▶ [Description of the task] Copy the lines of the records from the one containing "518, 444, 537]" through the one containing "localize all elements.", inclusive, reproducing each line character for character.

(Entries taken from a collection)
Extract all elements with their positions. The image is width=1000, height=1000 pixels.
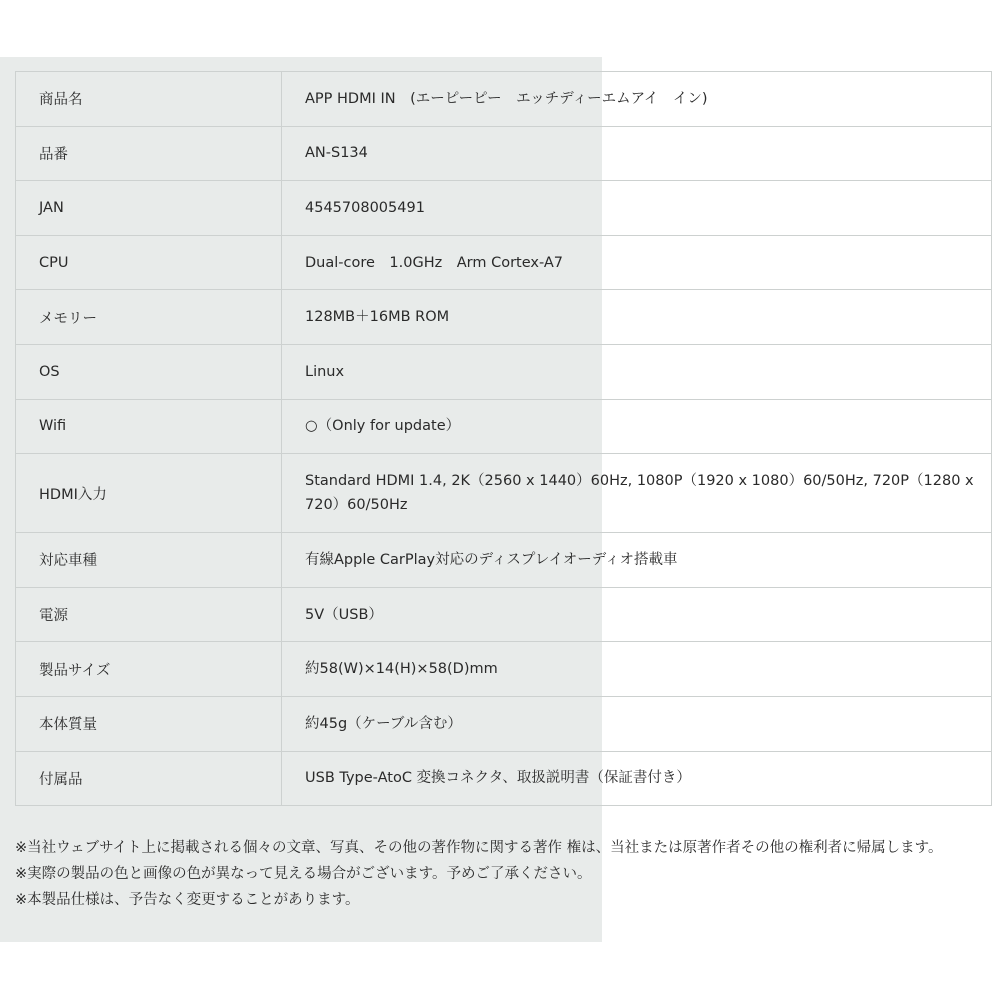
table-row: JAN4545708005491	[16, 181, 992, 236]
row-value: Linux	[282, 344, 992, 399]
row-label: 電源	[16, 587, 282, 642]
row-label: 品番	[16, 126, 282, 181]
row-value: 約58(W)×14(H)×58(D)mm	[282, 642, 992, 697]
table-row: 付属品USB Type-AtoC 変換コネクタ、取扱説明書（保証書付き）	[16, 751, 992, 806]
row-label: メモリー	[16, 290, 282, 345]
row-label: 付属品	[16, 751, 282, 806]
table-row: 電源5V（USB）	[16, 587, 992, 642]
table-row: HDMI入力Standard HDMI 1.4, 2K（2560 x 1440）…	[16, 454, 992, 533]
row-value: AN-S134	[282, 126, 992, 181]
spec-table: 商品名APP HDMI IN (エーピーピー エッチディーエムアイ イン) 品番…	[15, 71, 992, 806]
row-label: Wifi	[16, 399, 282, 454]
table-row: 製品サイズ約58(W)×14(H)×58(D)mm	[16, 642, 992, 697]
row-value: Dual-core 1.0GHz Arm Cortex-A7	[282, 235, 992, 290]
row-value: USB Type-AtoC 変換コネクタ、取扱説明書（保証書付き）	[282, 751, 992, 806]
table-row: 商品名APP HDMI IN (エーピーピー エッチディーエムアイ イン)	[16, 72, 992, 127]
row-value: Standard HDMI 1.4, 2K（2560 x 1440）60Hz, …	[282, 454, 992, 533]
table-row: Wifi○（Only for update）	[16, 399, 992, 454]
row-value: ○（Only for update）	[282, 399, 992, 454]
row-label: 製品サイズ	[16, 642, 282, 697]
row-label: 本体質量	[16, 696, 282, 751]
note-spec-change: ※本製品仕様は、予告なく変更することがあります。	[15, 887, 990, 913]
table-row: 対応車種有線Apple CarPlay対応のディスプレイオーディオ搭載車	[16, 533, 992, 588]
row-value: 約45g（ケーブル含む）	[282, 696, 992, 751]
row-label: 商品名	[16, 72, 282, 127]
note-copyright: ※当社ウェブサイト上に掲載される個々の文章、写真、その他の著作物に関する著作 権…	[15, 835, 990, 861]
notes: ※当社ウェブサイト上に掲載される個々の文章、写真、その他の著作物に関する著作 権…	[15, 835, 990, 913]
row-label: OS	[16, 344, 282, 399]
table-row: OSLinux	[16, 344, 992, 399]
row-value: 128MB＋16MB ROM	[282, 290, 992, 345]
row-label: HDMI入力	[16, 454, 282, 533]
row-label: JAN	[16, 181, 282, 236]
row-label: CPU	[16, 235, 282, 290]
note-color: ※実際の製品の色と画像の色が異なって見える場合がございます。予めご了承ください。	[15, 861, 990, 887]
table-row: メモリー128MB＋16MB ROM	[16, 290, 992, 345]
table-row: 本体質量約45g（ケーブル含む）	[16, 696, 992, 751]
row-value: APP HDMI IN (エーピーピー エッチディーエムアイ イン)	[282, 72, 992, 127]
row-value: 4545708005491	[282, 181, 992, 236]
row-value: 5V（USB）	[282, 587, 992, 642]
table-row: CPUDual-core 1.0GHz Arm Cortex-A7	[16, 235, 992, 290]
row-value: 有線Apple CarPlay対応のディスプレイオーディオ搭載車	[282, 533, 992, 588]
row-label: 対応車種	[16, 533, 282, 588]
table-row: 品番AN-S134	[16, 126, 992, 181]
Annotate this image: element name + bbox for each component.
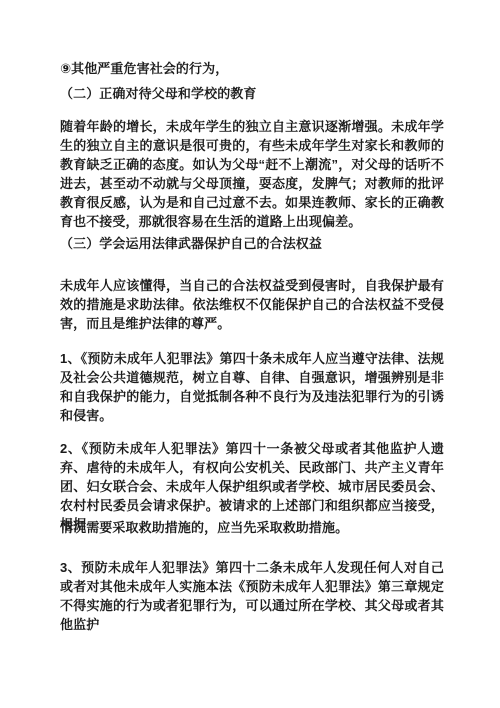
law-item-2-continued: 情况需要采取救助措施的，应当先采取救助措施。	[60, 518, 444, 537]
law-item-1: 1、《预防未成年人犯罪法》第四十条未成年人应当遵守法律、法规及社会公共道德规范，…	[60, 349, 444, 425]
paragraph-independence: 随着年龄的增长，未成年学生的独立自主意识逐渐增强。未成年学生的独立自主的意识是很…	[60, 117, 444, 231]
list-item-9: ⑨其他严重危害社会的行为，	[60, 59, 444, 78]
document-page: ⑨其他严重危害社会的行为， （二）正确对待父母和学校的教育 随着年龄的增长，未成…	[0, 0, 500, 708]
heading-section-2: （二）正确对待父母和学校的教育	[60, 84, 444, 103]
law-item-3: 3、预防未成年人犯罪法》第四十二条未成年人发现任何人对自己或者对其他未成年人实施…	[60, 558, 444, 634]
paragraph-legal-protection: 未成年人应该懂得，当自己的合法权益受到侵害时，自我保护最有效的措施是求助法律。依…	[60, 276, 444, 333]
heading-section-3: （三）学会运用法律武器保护自己的合法权益	[60, 234, 444, 253]
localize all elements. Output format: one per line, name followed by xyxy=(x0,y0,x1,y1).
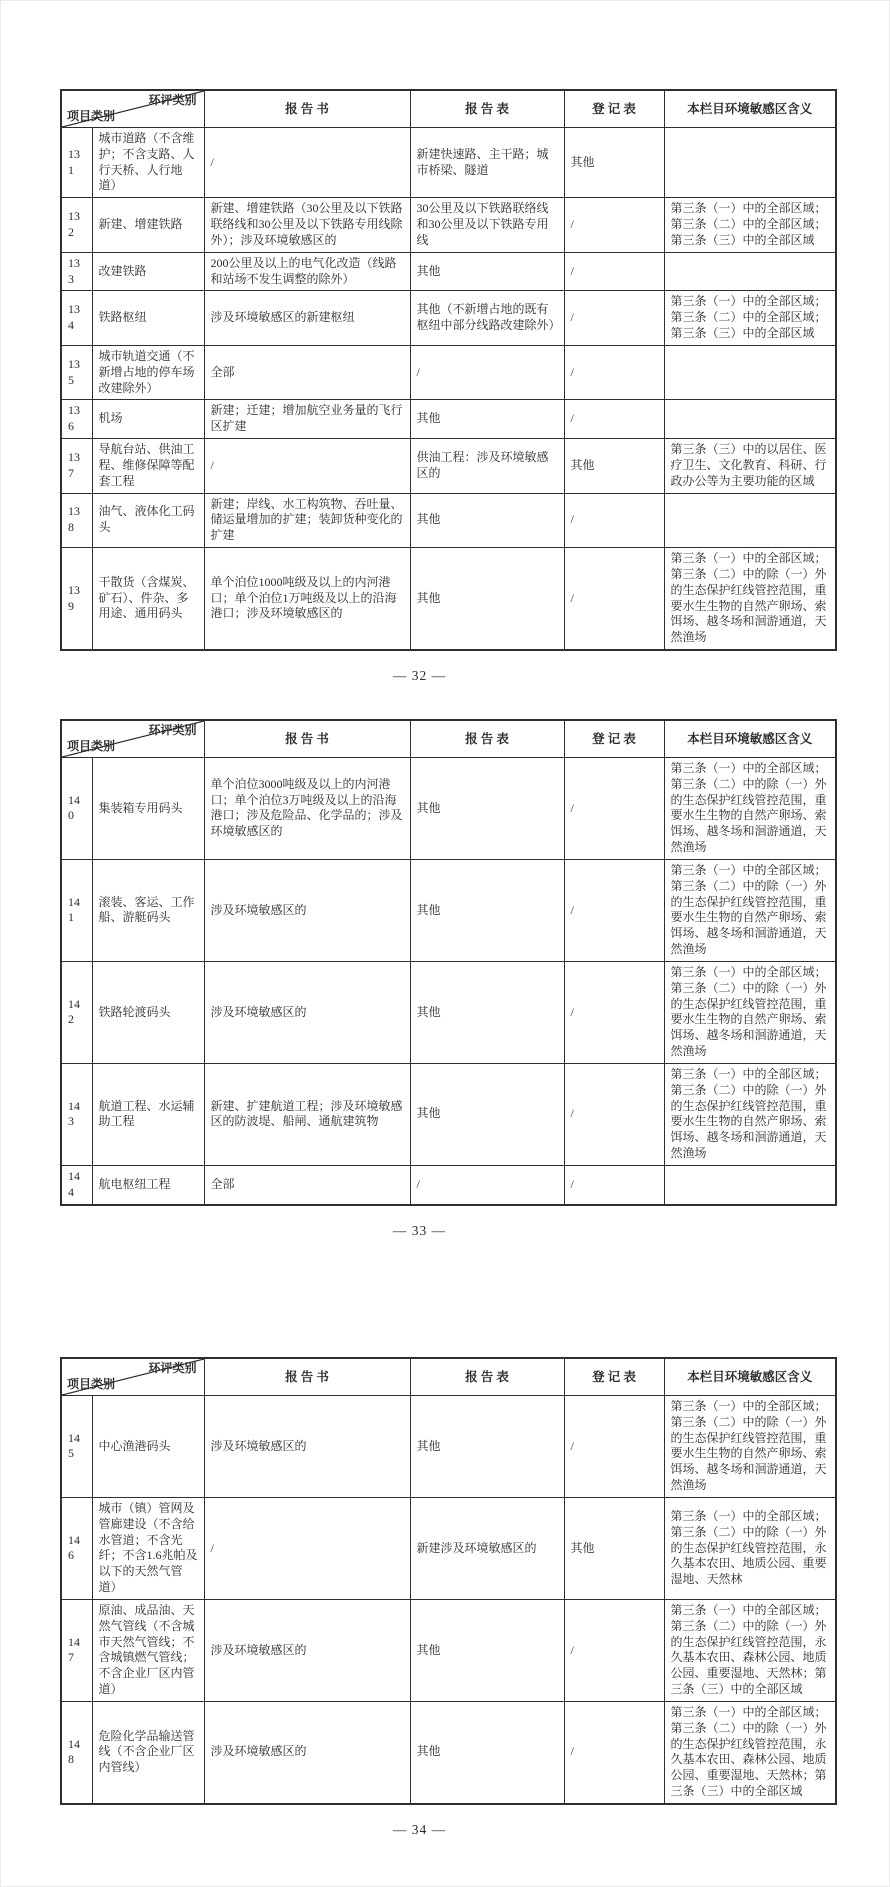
table-row: 143航道工程、水运辅助工程新建、扩建航道工程；涉及环境敏感区的防波堤、船闸、通… xyxy=(61,1063,836,1165)
sensitive-area-meaning-cell: 第三条（一）中的全部区域；第三条（二）中的除（一）外的生态保护红线管控范围，重要… xyxy=(664,1063,836,1165)
table-header-row: 环评类别 项目类别 报 告 书 报 告 表 登 记 表 本栏目环境敏感区含义 xyxy=(61,90,836,128)
table-row: 146城市（镇）管网及管廊建设（不含给水管道；不含光纤；不含1.6兆帕及以下的天… xyxy=(61,1497,836,1599)
table-section-page-34: 环评类别 项目类别 报 告 书 报 告 表 登 记 表 本栏目环境敏感区含义 1… xyxy=(60,1357,835,1838)
table-row: 142铁路轮渡码头涉及环境敏感区的其他/第三条（一）中的全部区域；第三条（二）中… xyxy=(61,961,836,1063)
register-form-cell: / xyxy=(564,758,664,860)
header-project-type-label: 项目类别 xyxy=(67,109,115,125)
project-number-cell: 144 xyxy=(61,1165,92,1204)
report-book-cell: 单个泊位1000吨级及以上的内河港口；单个泊位1万吨级及以上的沿海港口；涉及环境… xyxy=(204,548,410,650)
project-number-cell: 145 xyxy=(61,1396,92,1498)
report-form-cell: 其他 xyxy=(410,1063,564,1165)
sensitive-area-meaning-cell: 第三条（一）中的全部区域；第三条（二）中的全部区域；第三条（三）中的全部区域 xyxy=(664,198,836,252)
header-report-book: 报 告 书 xyxy=(204,1358,410,1396)
sensitive-area-meaning-cell xyxy=(664,1165,836,1204)
report-book-cell: 涉及环境敏感区的 xyxy=(204,1701,410,1803)
table-body: 145中心渔港码头涉及环境敏感区的其他/第三条（一）中的全部区域；第三条（二）中… xyxy=(61,1396,836,1804)
project-category-cell: 危险化学品输送管线（不含企业厂区内管线） xyxy=(92,1701,204,1803)
report-book-cell: 全部 xyxy=(204,345,410,399)
document-page: 环评类别 项目类别 报 告 书 报 告 表 登 记 表 本栏目环境敏感区含义 1… xyxy=(0,0,890,1887)
report-form-cell: 其他 xyxy=(410,252,564,291)
project-category-cell: 新建、增建铁路 xyxy=(92,198,204,252)
project-number-cell: 131 xyxy=(61,128,92,198)
header-sensitive-area-meaning: 本栏目环境敏感区含义 xyxy=(664,1358,836,1396)
table-row: 134铁路枢纽涉及环境敏感区的新建枢纽其他（不新增占地的既有枢纽中部分线路改建除… xyxy=(61,291,836,345)
sensitive-area-meaning-cell: 第三条（一）中的全部区域；第三条（二）中的全部区域；第三条（三）中的全部区域 xyxy=(664,291,836,345)
sensitive-area-meaning-cell: 第三条（一）中的全部区域；第三条（二）中的除（一）外的生态保护红线管控范围，重要… xyxy=(664,1396,836,1498)
project-category-cell: 改建铁路 xyxy=(92,252,204,291)
page-number: — 34 — xyxy=(32,1822,807,1838)
project-category-cell: 油气、液体化工码头 xyxy=(92,493,204,547)
page-number: — 33 — xyxy=(32,1223,807,1239)
table-row: 144航电枢纽工程全部// xyxy=(61,1165,836,1204)
project-number-cell: 146 xyxy=(61,1497,92,1599)
project-number-cell: 141 xyxy=(61,859,92,961)
project-number-cell: 139 xyxy=(61,548,92,650)
report-form-cell: 供油工程：涉及环境敏感区的 xyxy=(410,439,564,493)
report-form-cell: 其他（不新增占地的既有枢纽中部分线路改建除外） xyxy=(410,291,564,345)
sensitive-area-meaning-cell: 第三条（一）中的全部区域；第三条（二）中的除（一）外的生态保护红线管控范围，重要… xyxy=(664,548,836,650)
report-form-cell: 其他 xyxy=(410,493,564,547)
sensitive-area-meaning-cell xyxy=(664,493,836,547)
table-row: 132新建、增建铁路新建、增建铁路（30公里及以下铁路联络线和30公里及以下铁路… xyxy=(61,198,836,252)
diagonal-header-cell: 环评类别 项目类别 xyxy=(61,720,204,758)
project-number-cell: 138 xyxy=(61,493,92,547)
project-category-cell: 城市轨道交通（不新增占地的停车场改建除外） xyxy=(92,345,204,399)
table-body: 131城市道路（不含维护；不含支路、人行天桥、人行地道）/新建快速路、主干路；城… xyxy=(61,128,836,651)
eia-category-table: 环评类别 项目类别 报 告 书 报 告 表 登 记 表 本栏目环境敏感区含义 1… xyxy=(60,719,837,1206)
eia-category-table: 环评类别 项目类别 报 告 书 报 告 表 登 记 表 本栏目环境敏感区含义 1… xyxy=(60,1357,837,1805)
sensitive-area-meaning-cell: 第三条（三）中的以居住、医疗卫生、文化教育、科研、行政办公等为主要功能的区域 xyxy=(664,439,836,493)
sensitive-area-meaning-cell xyxy=(664,345,836,399)
report-book-cell: 涉及环境敏感区的 xyxy=(204,1599,410,1701)
sensitive-area-meaning-cell: 第三条（一）中的全部区域；第三条（二）中的除（一）外的生态保护红线管控范围，重要… xyxy=(664,758,836,860)
project-category-cell: 中心渔港码头 xyxy=(92,1396,204,1498)
register-form-cell: / xyxy=(564,1063,664,1165)
register-form-cell: / xyxy=(564,198,664,252)
page-number: — 32 — xyxy=(32,668,807,684)
register-form-cell: / xyxy=(564,252,664,291)
register-form-cell: 其他 xyxy=(564,439,664,493)
project-number-cell: 143 xyxy=(61,1063,92,1165)
project-category-cell: 集装箱专用码头 xyxy=(92,758,204,860)
table-body: 140集装箱专用码头单个泊位3000吨级及以上的内河港口；单个泊位3万吨级及以上… xyxy=(61,758,836,1205)
register-form-cell: 其他 xyxy=(564,1497,664,1599)
report-form-cell: 其他 xyxy=(410,548,564,650)
project-category-cell: 城市道路（不含维护；不含支路、人行天桥、人行地道） xyxy=(92,128,204,198)
table-row: 136机场新建；迁建；增加航空业务量的飞行区扩建其他/ xyxy=(61,400,836,439)
report-form-cell: 其他 xyxy=(410,1396,564,1498)
report-book-cell: / xyxy=(204,128,410,198)
header-report-book: 报 告 书 xyxy=(204,720,410,758)
header-report-form: 报 告 表 xyxy=(410,90,564,128)
project-number-cell: 137 xyxy=(61,439,92,493)
report-book-cell: 新建；迁建；增加航空业务量的飞行区扩建 xyxy=(204,400,410,439)
project-number-cell: 147 xyxy=(61,1599,92,1701)
project-category-cell: 航道工程、水运辅助工程 xyxy=(92,1063,204,1165)
register-form-cell: / xyxy=(564,1165,664,1204)
report-form-cell: 其他 xyxy=(410,961,564,1063)
table-row: 141滚装、客运、工作船、游艇码头涉及环境敏感区的其他/第三条（一）中的全部区域… xyxy=(61,859,836,961)
project-number-cell: 133 xyxy=(61,252,92,291)
project-category-cell: 导航台站、供油工程、维修保障等配套工程 xyxy=(92,439,204,493)
project-number-cell: 148 xyxy=(61,1701,92,1803)
header-eia-type-label: 环评类别 xyxy=(148,723,196,739)
header-project-type-label: 项目类别 xyxy=(67,1377,115,1393)
table-row: 135城市轨道交通（不新增占地的停车场改建除外）全部// xyxy=(61,345,836,399)
report-form-cell: 新建快速路、主干路；城市桥梁、隧道 xyxy=(410,128,564,198)
report-form-cell: / xyxy=(410,345,564,399)
project-number-cell: 135 xyxy=(61,345,92,399)
register-form-cell: / xyxy=(564,345,664,399)
report-book-cell: 新建、扩建航道工程；涉及环境敏感区的防波堤、船闸、通航建筑物 xyxy=(204,1063,410,1165)
report-form-cell: 其他 xyxy=(410,1599,564,1701)
project-category-cell: 铁路枢纽 xyxy=(92,291,204,345)
project-number-cell: 140 xyxy=(61,758,92,860)
project-number-cell: 142 xyxy=(61,961,92,1063)
sensitive-area-meaning-cell xyxy=(664,400,836,439)
sensitive-area-meaning-cell: 第三条（一）中的全部区域；第三条（二）中的除（一）外的生态保护红线管控范围，重要… xyxy=(664,859,836,961)
report-form-cell: 其他 xyxy=(410,758,564,860)
project-category-cell: 铁路轮渡码头 xyxy=(92,961,204,1063)
report-book-cell: 涉及环境敏感区的 xyxy=(204,859,410,961)
sensitive-area-meaning-cell xyxy=(664,252,836,291)
project-number-cell: 134 xyxy=(61,291,92,345)
report-form-cell: 其他 xyxy=(410,400,564,439)
table-header-row: 环评类别 项目类别 报 告 书 报 告 表 登 记 表 本栏目环境敏感区含义 xyxy=(61,1358,836,1396)
sensitive-area-meaning-cell: 第三条（一）中的全部区域；第三条（二）中的除（一）外的生态保护红线管控范围，永久… xyxy=(664,1599,836,1701)
report-book-cell: / xyxy=(204,439,410,493)
report-form-cell: 30公里及以下铁路联络线和30公里及以下铁路专用线 xyxy=(410,198,564,252)
sensitive-area-meaning-cell: 第三条（一）中的全部区域；第三条（二）中的除（一）外的生态保护红线管控范围，重要… xyxy=(664,961,836,1063)
table-section-page-33: 环评类别 项目类别 报 告 书 报 告 表 登 记 表 本栏目环境敏感区含义 1… xyxy=(60,719,835,1239)
header-eia-type-label: 环评类别 xyxy=(148,93,196,109)
report-form-cell: 新建涉及环境敏感区的 xyxy=(410,1497,564,1599)
table-row: 133改建铁路200公里及以上的电气化改造（线路和站场不发生调整的除外）其他/ xyxy=(61,252,836,291)
header-register-form: 登 记 表 xyxy=(564,1358,664,1396)
report-form-cell: 其他 xyxy=(410,859,564,961)
table-row: 137导航台站、供油工程、维修保障等配套工程/供油工程：涉及环境敏感区的其他第三… xyxy=(61,439,836,493)
sensitive-area-meaning-cell: 第三条（一）中的全部区域；第三条（二）中的除（一）外的生态保护红线管控范围，永久… xyxy=(664,1701,836,1803)
project-category-cell: 城市（镇）管网及管廊建设（不含给水管道；不含光纤；不含1.6兆帕及以下的天然气管… xyxy=(92,1497,204,1599)
table-row: 138油气、液体化工码头新建；岸线、水工构筑物、吞吐量、储运量增加的扩建；装卸货… xyxy=(61,493,836,547)
report-book-cell: 新建、增建铁路（30公里及以下铁路联络线和30公里及以下铁路专用线除外）；涉及环… xyxy=(204,198,410,252)
header-register-form: 登 记 表 xyxy=(564,720,664,758)
table-row: 147原油、成品油、天然气管线（不含城市天然气管线；不含城镇燃气管线；不含企业厂… xyxy=(61,1599,836,1701)
table-row: 131城市道路（不含维护；不含支路、人行天桥、人行地道）/新建快速路、主干路；城… xyxy=(61,128,836,198)
header-sensitive-area-meaning: 本栏目环境敏感区含义 xyxy=(664,720,836,758)
report-book-cell: / xyxy=(204,1497,410,1599)
register-form-cell: / xyxy=(564,1599,664,1701)
register-form-cell: / xyxy=(564,1701,664,1803)
register-form-cell: / xyxy=(564,400,664,439)
header-report-form: 报 告 表 xyxy=(410,720,564,758)
header-report-form: 报 告 表 xyxy=(410,1358,564,1396)
register-form-cell: / xyxy=(564,548,664,650)
project-category-cell: 滚装、客运、工作船、游艇码头 xyxy=(92,859,204,961)
header-sensitive-area-meaning: 本栏目环境敏感区含义 xyxy=(664,90,836,128)
register-form-cell: / xyxy=(564,961,664,1063)
project-category-cell: 航电枢纽工程 xyxy=(92,1165,204,1204)
report-book-cell: 全部 xyxy=(204,1165,410,1204)
register-form-cell: 其他 xyxy=(564,128,664,198)
project-category-cell: 干散货（含煤炭、矿石）、件杂、多用途、通用码头 xyxy=(92,548,204,650)
project-number-cell: 136 xyxy=(61,400,92,439)
project-category-cell: 机场 xyxy=(92,400,204,439)
register-form-cell: / xyxy=(564,493,664,547)
header-register-form: 登 记 表 xyxy=(564,90,664,128)
project-category-cell: 原油、成品油、天然气管线（不含城市天然气管线；不含城镇燃气管线；不含企业厂区内管… xyxy=(92,1599,204,1701)
report-book-cell: 200公里及以上的电气化改造（线路和站场不发生调整的除外） xyxy=(204,252,410,291)
report-book-cell: 新建；岸线、水工构筑物、吞吐量、储运量增加的扩建；装卸货种变化的扩建 xyxy=(204,493,410,547)
table-row: 140集装箱专用码头单个泊位3000吨级及以上的内河港口；单个泊位3万吨级及以上… xyxy=(61,758,836,860)
sensitive-area-meaning-cell: 第三条（一）中的全部区域；第三条（二）中的除（一）外的生态保护红线管控范围，永久… xyxy=(664,1497,836,1599)
register-form-cell: / xyxy=(564,859,664,961)
table-header-row: 环评类别 项目类别 报 告 书 报 告 表 登 记 表 本栏目环境敏感区含义 xyxy=(61,720,836,758)
header-project-type-label: 项目类别 xyxy=(67,739,115,755)
report-book-cell: 涉及环境敏感区的新建枢纽 xyxy=(204,291,410,345)
report-book-cell: 涉及环境敏感区的 xyxy=(204,961,410,1063)
report-book-cell: 涉及环境敏感区的 xyxy=(204,1396,410,1498)
project-number-cell: 132 xyxy=(61,198,92,252)
report-form-cell: / xyxy=(410,1165,564,1204)
diagonal-header-cell: 环评类别 项目类别 xyxy=(61,1358,204,1396)
register-form-cell: / xyxy=(564,291,664,345)
eia-category-table: 环评类别 项目类别 报 告 书 报 告 表 登 记 表 本栏目环境敏感区含义 1… xyxy=(60,89,837,651)
sensitive-area-meaning-cell xyxy=(664,128,836,198)
register-form-cell: / xyxy=(564,1396,664,1498)
table-row: 145中心渔港码头涉及环境敏感区的其他/第三条（一）中的全部区域；第三条（二）中… xyxy=(61,1396,836,1498)
table-row: 148危险化学品输送管线（不含企业厂区内管线）涉及环境敏感区的其他/第三条（一）… xyxy=(61,1701,836,1803)
diagonal-header-cell: 环评类别 项目类别 xyxy=(61,90,204,128)
table-section-page-32: 环评类别 项目类别 报 告 书 报 告 表 登 记 表 本栏目环境敏感区含义 1… xyxy=(60,89,835,684)
report-book-cell: 单个泊位3000吨级及以上的内河港口；单个泊位3万吨级及以上的沿海港口；涉及危险… xyxy=(204,758,410,860)
report-form-cell: 其他 xyxy=(410,1701,564,1803)
header-report-book: 报 告 书 xyxy=(204,90,410,128)
table-row: 139干散货（含煤炭、矿石）、件杂、多用途、通用码头单个泊位1000吨级及以上的… xyxy=(61,548,836,650)
header-eia-type-label: 环评类别 xyxy=(148,1361,196,1377)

▶ [Result of the task]
law-item-2-continued: 情况需要采取救助措施的，应当先采取救助措施。	[60, 518, 444, 537]
law-item-1: 1、《预防未成年人犯罪法》第四十条未成年人应当遵守法律、法规及社会公共道德规范，…	[60, 349, 444, 425]
paragraph-independence: 随着年龄的增长，未成年学生的独立自主意识逐渐增强。未成年学生的独立自主的意识是很…	[60, 117, 444, 231]
list-item-9: ⑨其他严重危害社会的行为，	[60, 59, 444, 78]
document-page: ⑨其他严重危害社会的行为， （二）正确对待父母和学校的教育 随着年龄的增长，未成…	[0, 0, 500, 708]
heading-section-2: （二）正确对待父母和学校的教育	[60, 84, 444, 103]
law-item-3: 3、预防未成年人犯罪法》第四十二条未成年人发现任何人对自己或者对其他未成年人实施…	[60, 558, 444, 634]
paragraph-legal-protection: 未成年人应该懂得，当自己的合法权益受到侵害时，自我保护最有效的措施是求助法律。依…	[60, 276, 444, 333]
heading-section-3: （三）学会运用法律武器保护自己的合法权益	[60, 234, 444, 253]
localize all elements. Output format: one per line, name followed by xyxy=(x0,y0,x1,y1).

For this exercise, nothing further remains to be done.